* [Problems and tasks]
(1) List every web address that appears in the indoor rowing thread.
(2) In the indoor rowing thread, what did ionicatoms order after a 45-minute row?
(3) From the indoor rowing thread, reproduce word for word the passage that begins at "Dunno about picking" and stops after "how that goes.".

## Begin Text extract

# Indoor rowing



## ionicatoms (Mar 8, 2020)

Just got a Concept2 RowErg last week. Decided to start easy and work my way up. I can't really tell from YouTube, but it seems like rowing is sort of a specialty activity. I'm seeing people who are doing million meter challenges and have whole channels dedicated just to rowing.

Kind of wondering if there are any rowing nuts here on TLF?


----------



## Trent161 (Jul 25, 2020)

Not a rowing nut but I am working on my goal to use our erg at the gym at my work more often..... daily is the goal. I need to go from interested to committed.


----------



## corneliani (Apr 2, 2019)

I recently picked up a NordicTrack rower with the 22" screen and trying to get familiar with the intricacies of rowing. I'm utilizing the iFit videos which really helps keep me going, but i'm not sure I have the perfect form. Any good videos for beginners, esp regarding form & technique?


----------



## ionicatoms (Mar 8, 2020)

I thought these are decent:

[media]https://youtu.be/zQ82RYIFLN8[/media]

[media]https://youtu.be/oP6OR-G7AxM[/media]

[media]https://youtu.be/7X63GI2Pt4k[/media]

I may use Austin's Training Tall service to help me get the most out of my time on the rower. 
https://www.trainingtall.net/row-form-review


----------



## ionicatoms (Mar 8, 2020)

This showed up in my feed today. Seemed pretty good.

https://barbend.com/best-rowing-machine-workouts/


----------



## ionicatoms (Mar 8, 2020)

Rowed for 45 minutes yesterday. My rear was hurting today. Ordered a seat pad.


----------



## corneliani (Apr 2, 2019)

Those are awesome videos you shared @ionicatoms ! Thanks for that. I think I see what I'm doing wrong.. i tend to pull before my legs are fully extended. I'll have to do those small exercises to get my form right.

How do you determine a program to follow? With the iFit screen I'm just blindly following 'beginner' workouts in the library but some are less beginner than others it seems.


----------



## ionicatoms (Mar 8, 2020)

Dunno about picking a program. I'm still new to this. I've tried a few different routines varying up the heart rate zones just to get a feel, but I think I'm going to follow the advice of a random dude from Reddit who said not to worry too much about having a slow 500m split, but just focus on developing your distance. I found if I keep my heart rate in zone 3 I can readily go for 45+ minutes, so I'm going to try to work up to 60, 75, 90 minutes and see how that goes.

Here's the reddit thread: https://www.reddit.com/r/Rowing/comments/kiyyb4/new_unfit_rower_split_times/

One cool thing about the rower is the flexibility. Like, if you are short on time or you just don't want to do a long aerobic session, you can really pound out a nice workout in 15-20 minutes. I'm really liking it so far.


----------



## Wiley (Dec 2, 2019)

## End Text extract
## Begin Records shown

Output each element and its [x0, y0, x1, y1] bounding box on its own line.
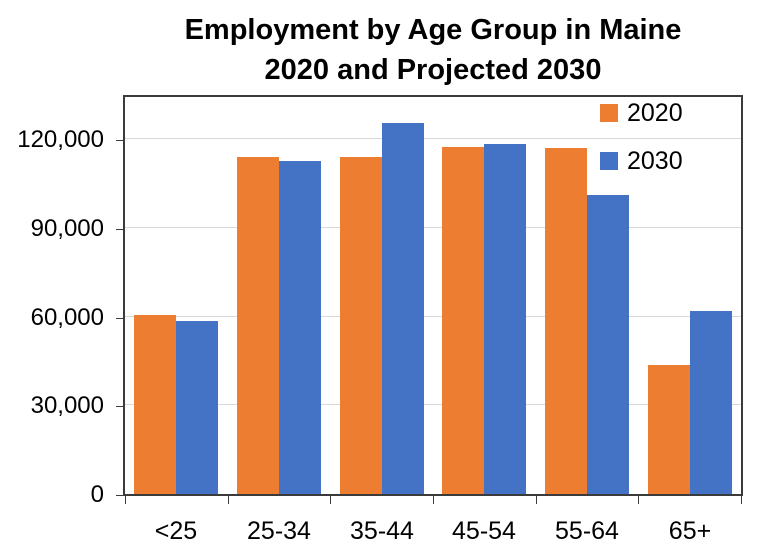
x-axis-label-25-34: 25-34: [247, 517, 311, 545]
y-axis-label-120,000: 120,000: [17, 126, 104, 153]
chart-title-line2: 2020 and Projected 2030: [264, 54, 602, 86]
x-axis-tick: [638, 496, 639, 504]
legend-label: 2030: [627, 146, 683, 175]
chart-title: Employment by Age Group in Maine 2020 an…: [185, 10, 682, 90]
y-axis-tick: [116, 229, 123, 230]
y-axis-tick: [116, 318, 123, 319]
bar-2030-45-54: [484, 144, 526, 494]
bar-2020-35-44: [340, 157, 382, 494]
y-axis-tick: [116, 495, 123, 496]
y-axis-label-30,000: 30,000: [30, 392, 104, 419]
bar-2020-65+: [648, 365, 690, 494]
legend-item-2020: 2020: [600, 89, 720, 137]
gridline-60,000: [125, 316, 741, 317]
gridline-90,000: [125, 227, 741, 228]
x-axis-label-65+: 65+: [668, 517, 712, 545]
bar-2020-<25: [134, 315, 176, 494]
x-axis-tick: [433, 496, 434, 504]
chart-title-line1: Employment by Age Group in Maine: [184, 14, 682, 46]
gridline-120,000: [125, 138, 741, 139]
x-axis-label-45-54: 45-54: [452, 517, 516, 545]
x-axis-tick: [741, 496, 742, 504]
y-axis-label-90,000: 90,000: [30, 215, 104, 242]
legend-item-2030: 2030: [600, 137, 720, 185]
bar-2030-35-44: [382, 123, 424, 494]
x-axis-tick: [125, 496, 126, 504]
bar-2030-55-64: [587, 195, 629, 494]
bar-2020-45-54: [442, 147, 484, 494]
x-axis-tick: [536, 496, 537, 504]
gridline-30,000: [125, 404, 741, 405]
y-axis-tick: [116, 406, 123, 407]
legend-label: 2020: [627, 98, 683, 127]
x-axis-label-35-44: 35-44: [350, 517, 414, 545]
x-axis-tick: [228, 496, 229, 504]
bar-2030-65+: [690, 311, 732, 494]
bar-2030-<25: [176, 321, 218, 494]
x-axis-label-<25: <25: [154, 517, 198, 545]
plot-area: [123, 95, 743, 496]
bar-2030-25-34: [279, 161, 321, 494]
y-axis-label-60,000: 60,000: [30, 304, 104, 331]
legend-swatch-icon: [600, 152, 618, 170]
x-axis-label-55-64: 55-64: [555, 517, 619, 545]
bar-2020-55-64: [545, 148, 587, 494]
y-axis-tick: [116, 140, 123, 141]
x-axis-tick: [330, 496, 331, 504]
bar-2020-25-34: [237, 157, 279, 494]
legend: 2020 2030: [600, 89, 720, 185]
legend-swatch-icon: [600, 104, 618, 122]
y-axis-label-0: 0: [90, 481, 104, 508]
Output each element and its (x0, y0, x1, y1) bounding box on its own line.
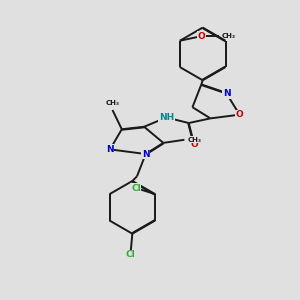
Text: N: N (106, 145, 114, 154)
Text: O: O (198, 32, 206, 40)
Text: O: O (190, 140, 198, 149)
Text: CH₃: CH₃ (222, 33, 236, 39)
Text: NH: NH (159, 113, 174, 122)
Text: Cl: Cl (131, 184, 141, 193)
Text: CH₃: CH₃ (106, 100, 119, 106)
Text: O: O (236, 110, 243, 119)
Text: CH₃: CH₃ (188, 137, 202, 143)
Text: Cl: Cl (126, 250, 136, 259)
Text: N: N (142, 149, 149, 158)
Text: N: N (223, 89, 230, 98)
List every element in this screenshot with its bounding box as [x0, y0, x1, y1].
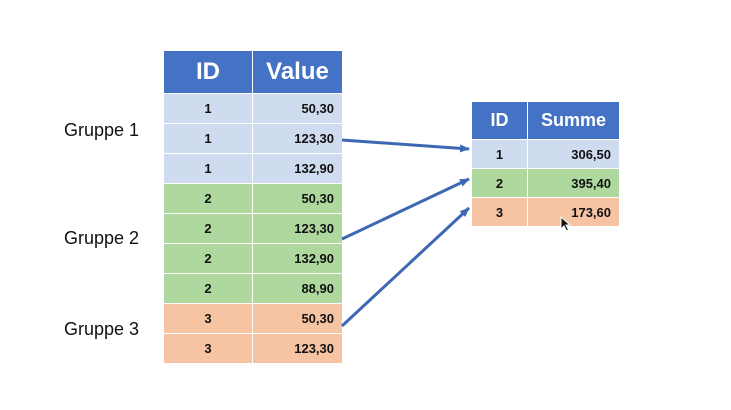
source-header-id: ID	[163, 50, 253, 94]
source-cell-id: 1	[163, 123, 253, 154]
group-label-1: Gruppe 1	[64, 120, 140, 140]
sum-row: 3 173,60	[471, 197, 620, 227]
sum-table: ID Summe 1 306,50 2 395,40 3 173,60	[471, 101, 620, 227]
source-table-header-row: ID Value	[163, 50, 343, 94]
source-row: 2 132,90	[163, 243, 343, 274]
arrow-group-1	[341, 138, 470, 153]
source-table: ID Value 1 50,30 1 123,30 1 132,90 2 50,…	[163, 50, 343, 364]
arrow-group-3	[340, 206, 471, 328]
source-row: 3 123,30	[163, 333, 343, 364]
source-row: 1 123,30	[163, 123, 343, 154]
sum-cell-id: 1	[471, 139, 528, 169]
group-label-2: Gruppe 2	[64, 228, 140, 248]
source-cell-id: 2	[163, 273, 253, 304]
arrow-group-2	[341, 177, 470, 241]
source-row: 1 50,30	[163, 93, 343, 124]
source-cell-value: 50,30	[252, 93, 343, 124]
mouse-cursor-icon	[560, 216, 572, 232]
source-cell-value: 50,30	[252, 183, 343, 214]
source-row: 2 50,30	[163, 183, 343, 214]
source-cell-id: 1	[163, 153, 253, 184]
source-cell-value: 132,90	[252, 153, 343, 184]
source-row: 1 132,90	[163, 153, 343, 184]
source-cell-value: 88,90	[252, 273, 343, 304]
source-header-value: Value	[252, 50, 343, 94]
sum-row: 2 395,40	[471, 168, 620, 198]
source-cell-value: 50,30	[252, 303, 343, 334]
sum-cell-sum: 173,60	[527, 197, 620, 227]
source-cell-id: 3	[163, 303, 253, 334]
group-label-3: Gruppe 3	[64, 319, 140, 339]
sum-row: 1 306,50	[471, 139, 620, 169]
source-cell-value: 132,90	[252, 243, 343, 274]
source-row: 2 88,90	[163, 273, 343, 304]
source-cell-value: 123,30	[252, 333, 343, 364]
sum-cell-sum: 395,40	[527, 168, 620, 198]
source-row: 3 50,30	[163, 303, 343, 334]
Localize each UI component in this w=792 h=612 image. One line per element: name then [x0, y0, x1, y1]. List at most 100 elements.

## End Records shown

* [Set of answers]
(1)
https://youtu.be/zQ82RYIFLN8
https://youtu.be/oP6OR-G7AxM
https://youtu.be/7X63GI2Pt4k
https://www.trainingtall.net/row-form-review
https://barbend.com/best-rowing-machine-workouts/
https://www.reddit.com/r/Rowing/comments/kiyyb4/new_unfit_rower_split_times/

(2) A seat pad.

(3)
Dunno about picking a program. I'm still new to this. I've tried a few different routines varying up the heart rate zones just to get a feel, but I think I'm going to follow the advice of a random dude from Reddit who said not to worry too much about having a slow 500m split, but just focus on developing your distance. I found if I keep my heart rate in zone 3 I can readily go for 45+ minutes, so I'm going to try to work up to 60, 75, 90 minutes and see how that goes.